An exact copy of all the data is required, with pictures left out.

(Recorded data)
= = =
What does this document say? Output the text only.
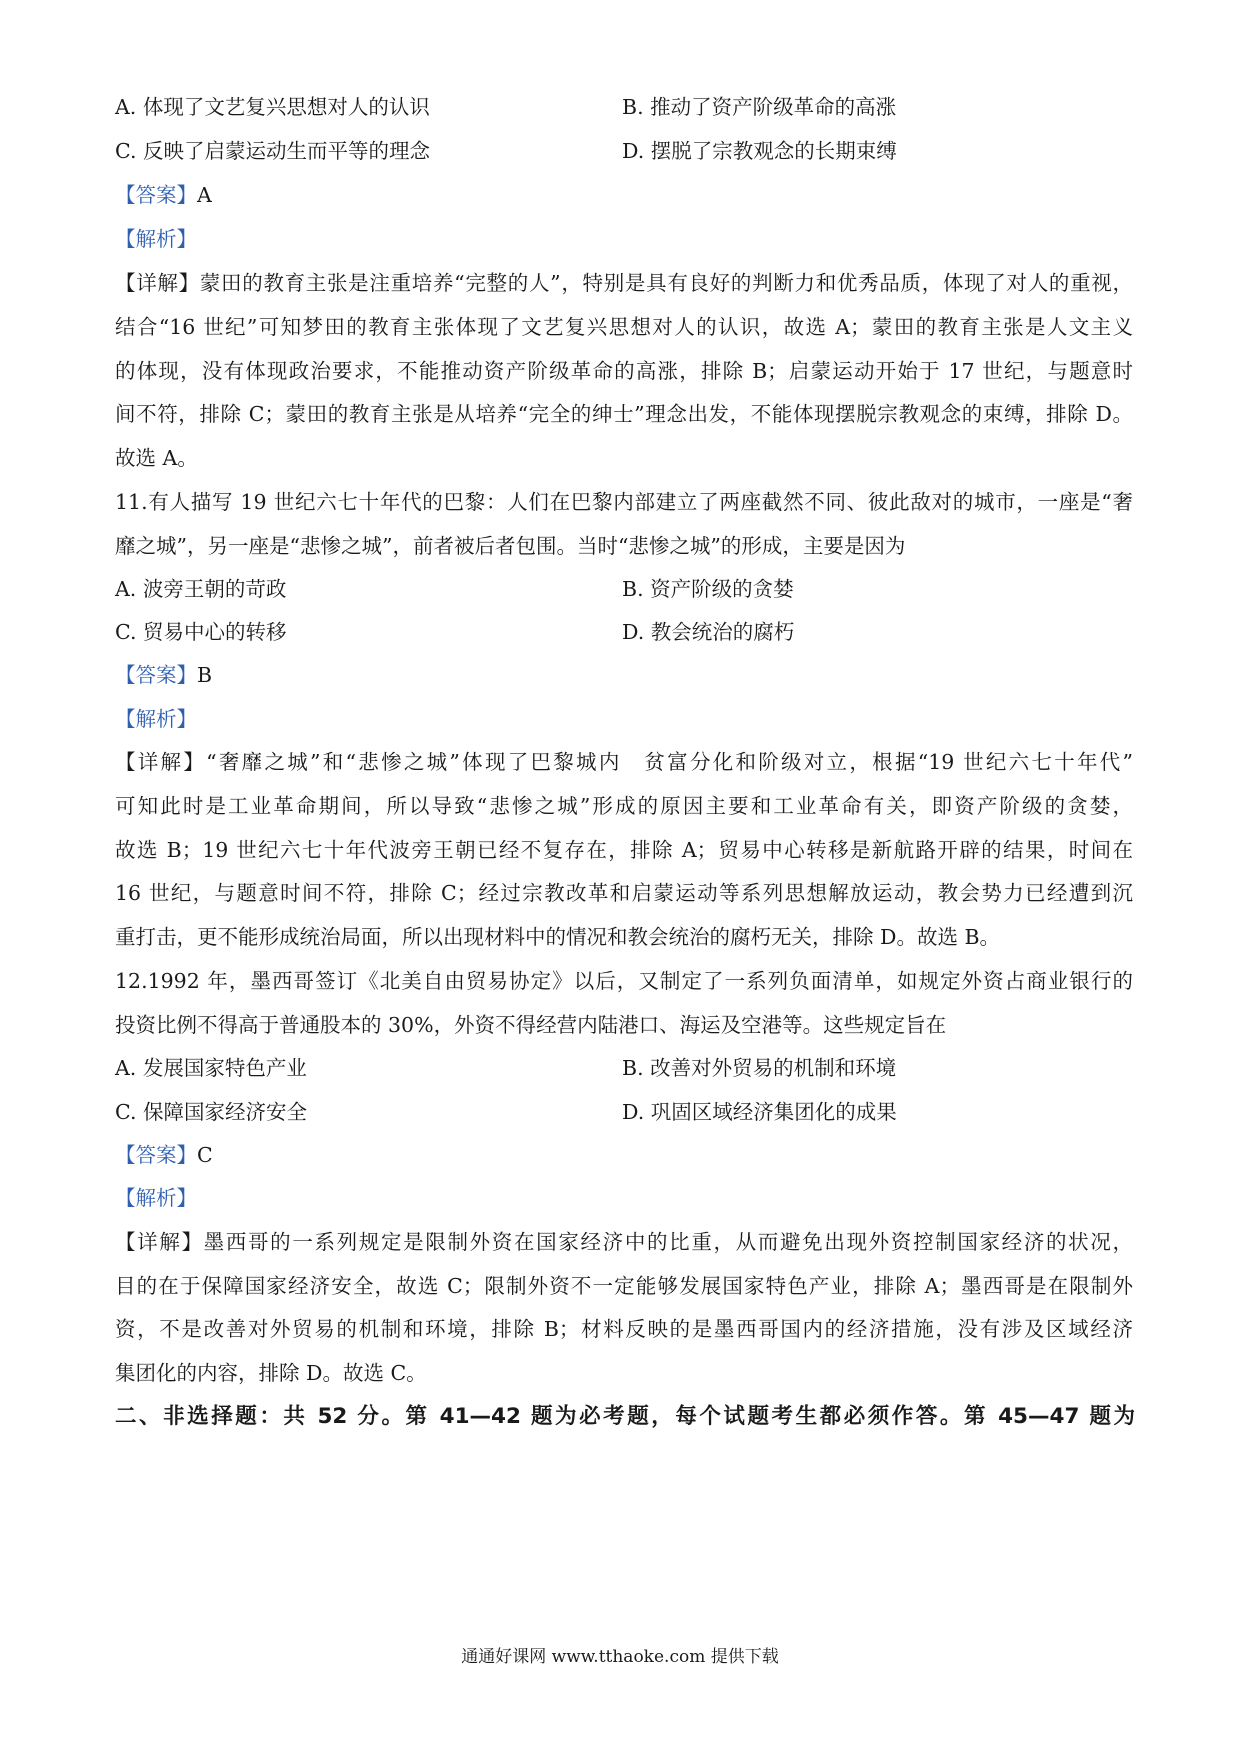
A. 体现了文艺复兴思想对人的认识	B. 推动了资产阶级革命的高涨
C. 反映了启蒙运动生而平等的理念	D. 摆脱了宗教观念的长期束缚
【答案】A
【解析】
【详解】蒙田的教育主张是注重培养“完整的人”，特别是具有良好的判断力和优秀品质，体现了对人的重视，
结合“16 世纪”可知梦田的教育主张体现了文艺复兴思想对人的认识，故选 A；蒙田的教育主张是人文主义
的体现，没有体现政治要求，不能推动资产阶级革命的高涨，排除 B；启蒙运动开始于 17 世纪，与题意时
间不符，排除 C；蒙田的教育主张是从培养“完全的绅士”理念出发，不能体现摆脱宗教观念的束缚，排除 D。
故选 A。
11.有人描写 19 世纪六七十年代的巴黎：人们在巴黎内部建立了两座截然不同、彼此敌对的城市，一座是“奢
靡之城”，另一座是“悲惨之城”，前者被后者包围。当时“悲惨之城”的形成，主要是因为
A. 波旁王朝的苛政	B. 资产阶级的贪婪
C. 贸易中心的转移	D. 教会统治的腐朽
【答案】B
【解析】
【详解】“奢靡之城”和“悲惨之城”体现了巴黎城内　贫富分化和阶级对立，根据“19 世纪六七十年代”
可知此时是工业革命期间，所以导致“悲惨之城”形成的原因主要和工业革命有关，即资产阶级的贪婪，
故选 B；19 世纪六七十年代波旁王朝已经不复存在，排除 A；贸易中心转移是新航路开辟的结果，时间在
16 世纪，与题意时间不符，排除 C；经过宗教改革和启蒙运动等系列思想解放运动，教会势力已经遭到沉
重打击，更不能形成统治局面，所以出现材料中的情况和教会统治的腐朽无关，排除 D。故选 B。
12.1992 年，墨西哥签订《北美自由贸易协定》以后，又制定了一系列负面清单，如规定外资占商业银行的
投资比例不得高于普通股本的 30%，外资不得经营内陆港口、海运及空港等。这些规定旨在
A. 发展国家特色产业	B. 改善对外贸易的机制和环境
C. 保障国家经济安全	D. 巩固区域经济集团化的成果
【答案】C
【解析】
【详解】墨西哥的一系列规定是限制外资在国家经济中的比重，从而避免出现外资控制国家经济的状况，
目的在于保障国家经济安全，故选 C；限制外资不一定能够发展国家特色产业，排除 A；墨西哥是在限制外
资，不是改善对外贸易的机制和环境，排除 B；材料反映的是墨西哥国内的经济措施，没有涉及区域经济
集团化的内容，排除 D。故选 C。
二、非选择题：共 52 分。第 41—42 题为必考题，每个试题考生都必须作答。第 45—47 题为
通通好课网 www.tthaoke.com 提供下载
= = =
- **THE SOLUTION**:
What does this document say? Output the text only.
A. 体现了文艺复兴思想对人的认识	B. 推动了资产阶级革命的高涨
C. 反映了启蒙运动生而平等的理念	D. 摆脱了宗教观念的长期束缚
【答案】A
【解析】
【详解】蒙田的教育主张是注重培养“完整的人”，特别是具有良好的判断力和优秀品质，体现了对人的重视，
结合“16 世纪”可知梦田的教育主张体现了文艺复兴思想对人的认识，故选 A；蒙田的教育主张是人文主义
的体现，没有体现政治要求，不能推动资产阶级革命的高涨，排除 B；启蒙运动开始于 17 世纪，与题意时
间不符，排除 C；蒙田的教育主张是从培养“完全的绅士”理念出发，不能体现摆脱宗教观念的束缚，排除 D。
故选 A。
11.有人描写 19 世纪六七十年代的巴黎：人们在巴黎内部建立了两座截然不同、彼此敌对的城市，一座是“奢
靡之城”，另一座是“悲惨之城”，前者被后者包围。当时“悲惨之城”的形成，主要是因为
A. 波旁王朝的苛政	B. 资产阶级的贪婪
C. 贸易中心的转移	D. 教会统治的腐朽
【答案】B
【解析】
【详解】“奢靡之城”和“悲惨之城”体现了巴黎城内　贫富分化和阶级对立，根据“19 世纪六七十年代”
可知此时是工业革命期间，所以导致“悲惨之城”形成的原因主要和工业革命有关，即资产阶级的贪婪，
故选 B；19 世纪六七十年代波旁王朝已经不复存在，排除 A；贸易中心转移是新航路开辟的结果，时间在
16 世纪，与题意时间不符，排除 C；经过宗教改革和启蒙运动等系列思想解放运动，教会势力已经遭到沉
重打击，更不能形成统治局面，所以出现材料中的情况和教会统治的腐朽无关，排除 D。故选 B。
12.1992 年，墨西哥签订《北美自由贸易协定》以后，又制定了一系列负面清单，如规定外资占商业银行的
投资比例不得高于普通股本的 30%，外资不得经营内陆港口、海运及空港等。这些规定旨在
A. 发展国家特色产业	B. 改善对外贸易的机制和环境
C. 保障国家经济安全	D. 巩固区域经济集团化的成果
【答案】C
【解析】
【详解】墨西哥的一系列规定是限制外资在国家经济中的比重，从而避免出现外资控制国家经济的状况，
目的在于保障国家经济安全，故选 C；限制外资不一定能够发展国家特色产业，排除 A；墨西哥是在限制外
资，不是改善对外贸易的机制和环境，排除 B；材料反映的是墨西哥国内的经济措施，没有涉及区域经济
集团化的内容，排除 D。故选 C。
二、非选择题：共 52 分。第 41—42 题为必考题，每个试题考生都必须作答。第 45—47 题为
通通好课网 www.tthaoke.com 提供下载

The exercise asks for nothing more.